● **GIVEN TASK**:
Reproduce every line of the data below without any changes.

● **EXERCISE INPUT**:
-=-=-=-=-
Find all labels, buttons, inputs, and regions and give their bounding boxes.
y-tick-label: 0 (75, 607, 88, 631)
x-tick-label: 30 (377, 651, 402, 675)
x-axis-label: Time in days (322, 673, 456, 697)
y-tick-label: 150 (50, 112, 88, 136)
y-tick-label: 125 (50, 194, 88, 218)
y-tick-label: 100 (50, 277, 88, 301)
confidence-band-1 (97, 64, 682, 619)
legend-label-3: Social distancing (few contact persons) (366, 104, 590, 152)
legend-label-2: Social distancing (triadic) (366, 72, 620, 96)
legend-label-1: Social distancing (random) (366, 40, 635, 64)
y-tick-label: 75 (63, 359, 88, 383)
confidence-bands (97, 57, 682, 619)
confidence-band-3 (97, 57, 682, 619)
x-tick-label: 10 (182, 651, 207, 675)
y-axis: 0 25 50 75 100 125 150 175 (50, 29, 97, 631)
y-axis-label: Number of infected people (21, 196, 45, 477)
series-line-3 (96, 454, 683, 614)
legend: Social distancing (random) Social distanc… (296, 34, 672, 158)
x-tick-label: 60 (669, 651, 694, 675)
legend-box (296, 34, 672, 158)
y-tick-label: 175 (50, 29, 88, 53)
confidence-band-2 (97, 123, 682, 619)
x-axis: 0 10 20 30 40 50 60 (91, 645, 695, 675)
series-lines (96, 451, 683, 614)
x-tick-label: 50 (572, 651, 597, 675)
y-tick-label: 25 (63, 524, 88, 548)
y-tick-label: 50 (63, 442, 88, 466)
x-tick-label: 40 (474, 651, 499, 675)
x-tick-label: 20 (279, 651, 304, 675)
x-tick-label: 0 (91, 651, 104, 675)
-=-=-=-=-
● **CORRECT RESULT**:
Find all labels, buttons, inputs, and regions and give their bounding boxes.
y-tick-label: 0 (75, 607, 88, 631)
x-tick-label: 30 (377, 651, 402, 675)
x-axis-label: Time in days (322, 673, 456, 697)
y-tick-label: 150 (50, 112, 88, 136)
y-tick-label: 125 (50, 194, 88, 218)
y-tick-label: 100 (50, 277, 88, 301)
confidence-band-1 (97, 64, 682, 619)
legend-label-3: Social distancing (few contact persons) (366, 104, 590, 152)
legend-label-2: Social distancing (triadic) (366, 72, 620, 96)
legend-label-1: Social distancing (random) (366, 40, 635, 64)
y-tick-label: 75 (63, 359, 88, 383)
confidence-bands (97, 57, 682, 619)
confidence-band-3 (97, 57, 682, 619)
x-tick-label: 10 (182, 651, 207, 675)
y-axis: 0 25 50 75 100 125 150 175 (50, 29, 97, 631)
y-axis-label: Number of infected people (21, 196, 45, 477)
series-line-3 (96, 454, 683, 614)
legend: Social distancing (random) Social distanc… (296, 34, 672, 158)
x-tick-label: 60 (669, 651, 694, 675)
legend-box (296, 34, 672, 158)
y-tick-label: 175 (50, 29, 88, 53)
confidence-band-2 (97, 123, 682, 619)
x-axis: 0 10 20 30 40 50 60 (91, 645, 695, 675)
series-lines (96, 451, 683, 614)
x-tick-label: 50 (572, 651, 597, 675)
y-tick-label: 25 (63, 524, 88, 548)
y-tick-label: 50 (63, 442, 88, 466)
x-tick-label: 40 (474, 651, 499, 675)
x-tick-label: 20 (279, 651, 304, 675)
x-tick-label: 0 (91, 651, 104, 675)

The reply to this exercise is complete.